* **What you should do**
Copy out all the lines in the records that include the word "methods".

(Data records)

Begin

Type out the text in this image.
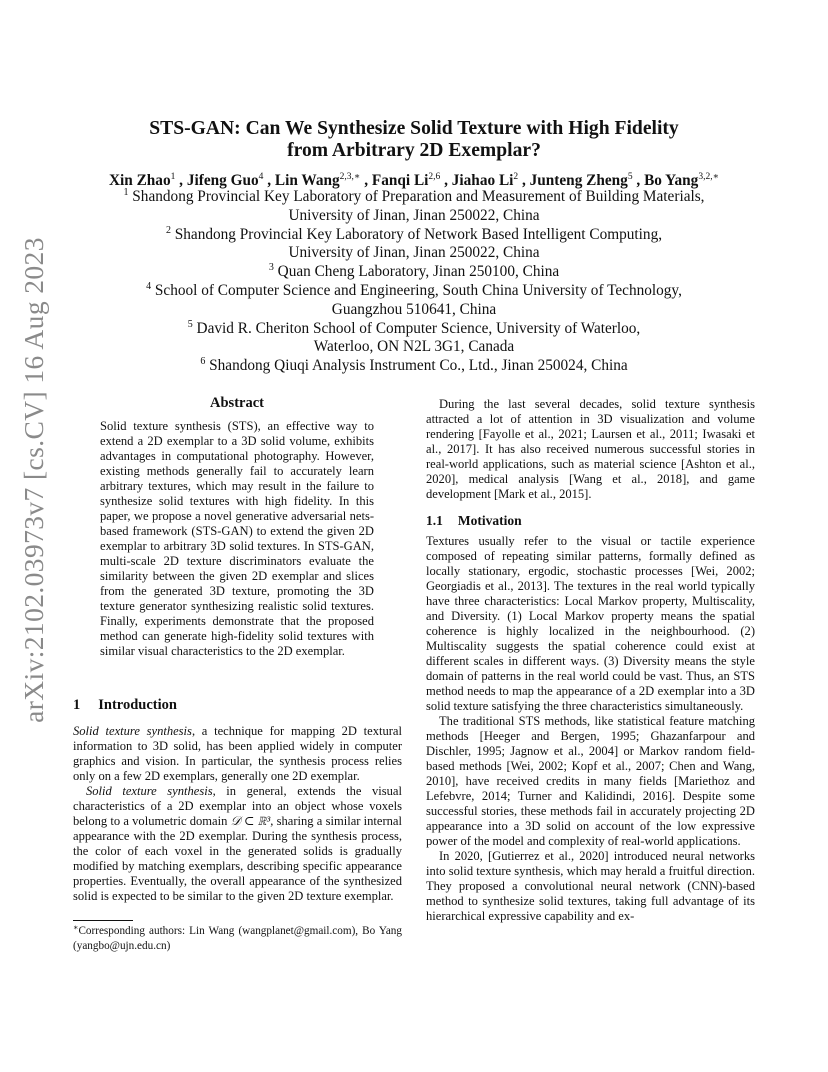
arXiv:2102.03973v7 [cs.CV] 16 Aug 2023
STS-GAN: Can We Synthesize Solid Texture with High Fidelity
from Arbitrary 2D Exemplar?
Xin Zhao$^1$ , Jifeng Guo$^4$ , Lin Wang$^{2,3,∗}$ , Fanqi Li$^{2,6}$ , Jiahao Li$^2$ , Junteng Zheng$^5$ , Bo Yang$^{3,2,∗}$
$^1$ Shandong Provincial Key Laboratory of Preparation and Measurement of Building Materials,
University of Jinan, Jinan 250022, China
$^2$ Shandong Provincial Key Laboratory of Network Based Intelligent Computing,
University of Jinan, Jinan 250022, China
$^3$ Quan Cheng Laboratory, Jinan 250100, China
$^4$ School of Computer Science and Engineering, South China University of Technology,
Guangzhou 510641, China
$^5$ David R. Cheriton School of Computer Science, University of Waterloo,
Waterloo, ON N2L 3G1, Canada
$^6$ Shandong Qiuqi Analysis Instrument Co., Ltd., Jinan 250024, China
Abstract
Solid texture synthesis (STS), an effective way to extend a 2D exemplar to a 3D solid volume, exhibits advantages in computational photography. However, existing methods generally fail to accurately learn arbitrary textures, which may result in the failure to synthesize solid textures with high fidelity. In this paper, we propose a novel generative adversarial nets-based framework (STS-GAN) to extend the given 2D exemplar to arbitrary 3D solid textures. In STS-GAN, multi-scale 2D texture discriminators evaluate the similarity between the given 2D exemplar and slices from the generated 3D texture, promoting the 3D texture generator synthesizing realistic solid textures. Finally, experiments demonstrate that the proposed method can generate high-fidelity solid textures with similar visual characteristics to the 2D exemplar.
1 Introduction

Solid texture synthesis, a technique for mapping 2D textural information to 3D solid, has been applied widely in computer graphics and vision. In particular, the synthesis process relies only on a few 2D exemplars, generally one 2D exemplar.

Solid texture synthesis, in general, extends the visual characteristics of a 2D exemplar into an object whose voxels belong to a volumetric domain 𝒟 ⊂ ℝ³, sharing a similar internal appearance with the 2D exemplar. During the synthesis process, the color of each voxel in the generated solids is gradually modified by matching exemplars, describing specific appearance properties. Eventually, the overall appearance of the synthesized solid is expected to be similar to the given 2D texture exemplar.

∗Corresponding authors: Lin Wang (wangplanet@gmail.com), Bo Yang (yangbo@ujn.edu.cn)

During the last several decades, solid texture synthesis attracted a lot of attention in 3D visualization and volume rendering [Fayolle et al., 2021; Laursen et al., 2011; Iwasaki et al., 2017]. It has also received numerous successful stories in real-world applications, such as material science [Ashton et al., 2020], medical analysis [Wang et al., 2018], and game development [Mark et al., 2015].

1.1 Motivation

Textures usually refer to the visual or tactile experience composed of repeating similar patterns, formally defined as locally stationary, ergodic, stochastic processes [Wei, 2002; Georgiadis et al., 2013]. The textures in the real world typically have three characteristics: Local Markov property, Multiscality, and Diversity. (1) Local Markov property means the spatial coherence is highly localized in the neighbourhood. (2) Multiscality suggests the spatial coherence could exist at different scales in different ways. (3) Diversity means the style domain of patterns in the real world could be vast. Thus, an STS method needs to map the appearance of a 2D exemplar into a 3D solid texture satisfying the three characteristics simultaneously.

The traditional STS methods, like statistical feature matching methods [Heeger and Bergen, 1995; Ghazanfarpour and Dischler, 1995; Jagnow et al., 2004] or Markov random field-based methods [Wei, 2002; Kopf et al., 2007; Chen and Wang, 2010], have received credits in many fields [Mariethoz and Lefebvre, 2014; Turner and Kalidindi, 2016]. Despite some successful stories, these methods fail in accurately projecting 2D appearance into a 3D solid on account of the low expressive power of the model and complexity of real-world applications.

In 2020, [Gutierrez et al., 2020] introduced neural networks into solid texture synthesis, which may herald a fruitful direction. They proposed a convolutional neural network (CNN)-based method to synthesize solid textures, taking full advantage of its hierarchical expressive capability and ex-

End

* **Correct answer**
Solid texture synthesis (STS), an effective way to extend a 2D exemplar to a 3D solid volume, exhibits advantages in computational photography. However, existing methods generally fail to accurately learn arbitrary textures, which may result in the failure to synthesize solid textures with high fidelity. In this paper, we propose a novel generative adversarial nets-based framework (STS-GAN) to extend the given 2D exemplar to arbitrary 3D solid textures. In STS-GAN, multi-scale 2D texture discriminators evaluate the similarity between the given 2D exemplar and slices from the generated 3D texture, promoting the 3D texture generator synthesizing realistic solid textures. Finally, experiments demonstrate that the proposed method can generate high-fidelity solid textures with similar visual characteristics to the 2D exemplar.
The traditional STS methods, like statistical feature matching methods [Heeger and Bergen, 1995; Ghazanfarpour and Dischler, 1995; Jagnow et al., 2004] or Markov random field-based methods [Wei, 2002; Kopf et al., 2007; Chen and Wang, 2010], have received credits in many fields [Mariethoz and Lefebvre, 2014; Turner and Kalidindi, 2016]. Despite some successful stories, these methods fail in accurately projecting 2D appearance into a 3D solid on account of the low expressive power of the model and complexity of real-world applications.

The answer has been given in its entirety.